## PROVIDED RECORDS
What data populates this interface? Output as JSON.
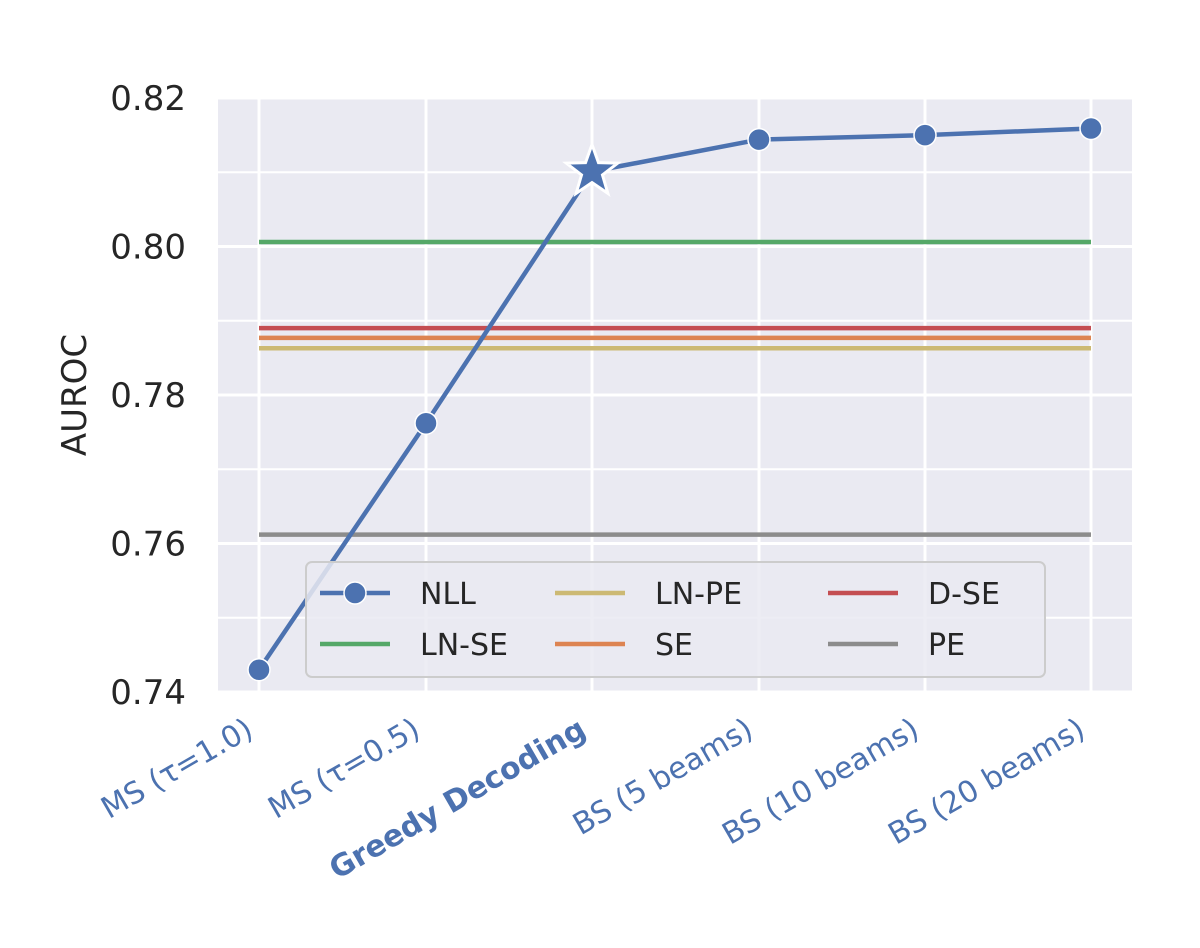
{
  "chart_data": {
    "type": "line",
    "xlabel": "",
    "ylabel": "AUROC",
    "ylim": [
      0.74,
      0.82
    ],
    "yticks": [
      "0.74",
      "0.76",
      "0.78",
      "0.80",
      "0.82"
    ],
    "categories": [
      "MS (τ=1.0)",
      "MS (τ=0.5)",
      "Greedy Decoding",
      "BS (5 beams)",
      "BS (10 beams)",
      "BS (20 beams)"
    ],
    "highlighted_category": "Greedy Decoding",
    "grid": true,
    "legend_position": "lower-center",
    "series": [
      {
        "name": "NLL",
        "kind": "line-markers",
        "color": "#4c72b0",
        "values": [
          0.743,
          0.7762,
          0.8101,
          0.8144,
          0.815,
          0.8159
        ],
        "star_marker_index": 2
      },
      {
        "name": "LN-SE",
        "kind": "hline",
        "color": "#55a868",
        "value": 0.8006
      },
      {
        "name": "LN-PE",
        "kind": "hline",
        "color": "#ccb974",
        "value": 0.7863
      },
      {
        "name": "SE",
        "kind": "hline",
        "color": "#dd8452",
        "value": 0.7877
      },
      {
        "name": "D-SE",
        "kind": "hline",
        "color": "#c44e52",
        "value": 0.789
      },
      {
        "name": "PE",
        "kind": "hline",
        "color": "#8c8c8c",
        "value": 0.7612
      }
    ],
    "legend_order": [
      "NLL",
      "LN-SE",
      "LN-PE",
      "SE",
      "D-SE",
      "PE"
    ],
    "legend_columns": 3
  }
}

## REQUIREMENT
Extract each line holding the string "color".

## FULL RESPONSE
        "color": "#4c72b0",
        "color": "#55a868",
        "color": "#ccb974",
        "color": "#dd8452",
        "color": "#c44e52",
        "color": "#8c8c8c",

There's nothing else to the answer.